Records with labeled boxes:
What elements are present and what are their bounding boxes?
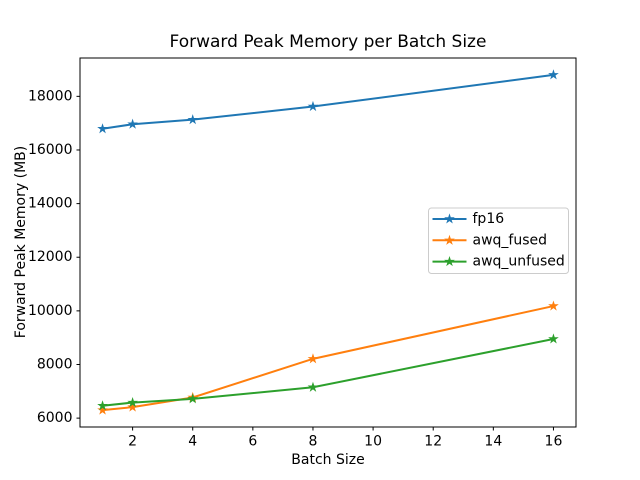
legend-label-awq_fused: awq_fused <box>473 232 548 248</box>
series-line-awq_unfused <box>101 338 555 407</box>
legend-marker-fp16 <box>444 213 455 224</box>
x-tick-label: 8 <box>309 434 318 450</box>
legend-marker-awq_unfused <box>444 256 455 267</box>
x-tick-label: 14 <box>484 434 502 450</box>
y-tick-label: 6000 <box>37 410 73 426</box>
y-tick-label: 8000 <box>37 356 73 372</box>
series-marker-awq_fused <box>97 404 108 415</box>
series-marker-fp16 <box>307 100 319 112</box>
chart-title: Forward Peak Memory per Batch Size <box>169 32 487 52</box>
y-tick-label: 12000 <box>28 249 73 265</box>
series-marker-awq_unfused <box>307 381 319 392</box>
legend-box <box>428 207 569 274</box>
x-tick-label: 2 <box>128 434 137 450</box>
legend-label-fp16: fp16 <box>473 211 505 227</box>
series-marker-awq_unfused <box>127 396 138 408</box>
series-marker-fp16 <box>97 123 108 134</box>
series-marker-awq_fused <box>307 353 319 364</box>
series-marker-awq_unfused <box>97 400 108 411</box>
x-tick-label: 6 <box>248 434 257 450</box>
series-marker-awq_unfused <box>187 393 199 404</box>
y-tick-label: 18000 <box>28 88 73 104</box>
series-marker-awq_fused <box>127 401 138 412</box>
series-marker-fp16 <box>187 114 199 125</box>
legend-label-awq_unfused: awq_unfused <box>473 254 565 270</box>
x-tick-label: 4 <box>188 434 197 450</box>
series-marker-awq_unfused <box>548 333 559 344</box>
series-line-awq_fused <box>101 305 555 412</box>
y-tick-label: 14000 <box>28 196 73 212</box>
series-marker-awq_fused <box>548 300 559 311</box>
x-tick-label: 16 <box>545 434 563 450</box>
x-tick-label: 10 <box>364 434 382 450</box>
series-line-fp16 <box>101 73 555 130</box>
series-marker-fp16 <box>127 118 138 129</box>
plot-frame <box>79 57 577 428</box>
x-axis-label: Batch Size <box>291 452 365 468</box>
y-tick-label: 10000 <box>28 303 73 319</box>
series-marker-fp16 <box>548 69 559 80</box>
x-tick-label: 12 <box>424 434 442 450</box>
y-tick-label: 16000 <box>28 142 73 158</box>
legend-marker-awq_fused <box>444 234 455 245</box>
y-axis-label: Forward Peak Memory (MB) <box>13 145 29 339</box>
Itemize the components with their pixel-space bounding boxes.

Prompt:
Reproduce every one of the lines above verbatim, leaving out the picture.

Correct result:
What elements are present and what are their bounding boxes?
legend-label-awq_fused: awq_fused <box>473 232 548 248</box>
series-line-awq_unfused <box>101 338 555 407</box>
legend-marker-fp16 <box>444 213 455 224</box>
x-tick-label: 8 <box>309 434 318 450</box>
legend-marker-awq_unfused <box>444 256 455 267</box>
x-tick-label: 14 <box>484 434 502 450</box>
y-tick-label: 6000 <box>37 410 73 426</box>
y-tick-label: 8000 <box>37 356 73 372</box>
series-marker-awq_fused <box>97 404 108 415</box>
series-marker-fp16 <box>307 100 319 112</box>
chart-title: Forward Peak Memory per Batch Size <box>169 32 487 52</box>
y-tick-label: 12000 <box>28 249 73 265</box>
series-marker-awq_unfused <box>307 381 319 392</box>
legend-box <box>428 207 569 274</box>
x-tick-label: 2 <box>128 434 137 450</box>
legend-label-fp16: fp16 <box>473 211 505 227</box>
series-marker-awq_unfused <box>127 396 138 408</box>
series-marker-fp16 <box>97 123 108 134</box>
series-marker-awq_fused <box>307 353 319 364</box>
series-marker-awq_unfused <box>97 400 108 411</box>
x-tick-label: 6 <box>248 434 257 450</box>
series-marker-awq_unfused <box>187 393 199 404</box>
y-tick-label: 18000 <box>28 88 73 104</box>
series-marker-awq_fused <box>127 401 138 412</box>
series-marker-fp16 <box>187 114 199 125</box>
legend-label-awq_unfused: awq_unfused <box>473 254 565 270</box>
x-tick-label: 4 <box>188 434 197 450</box>
series-marker-awq_unfused <box>548 333 559 344</box>
series-line-awq_fused <box>101 305 555 412</box>
y-tick-label: 14000 <box>28 196 73 212</box>
series-marker-awq_fused <box>548 300 559 311</box>
x-tick-label: 16 <box>545 434 563 450</box>
x-tick-label: 10 <box>364 434 382 450</box>
series-line-fp16 <box>101 73 555 130</box>
series-marker-fp16 <box>127 118 138 129</box>
plot-frame <box>79 57 577 428</box>
x-axis-label: Batch Size <box>291 452 365 468</box>
y-tick-label: 10000 <box>28 303 73 319</box>
series-marker-fp16 <box>548 69 559 80</box>
x-tick-label: 12 <box>424 434 442 450</box>
y-tick-label: 16000 <box>28 142 73 158</box>
legend-marker-awq_fused <box>444 234 455 245</box>
y-axis-label: Forward Peak Memory (MB) <box>13 145 29 339</box>
Itemize the components with their pixel-space bounding boxes.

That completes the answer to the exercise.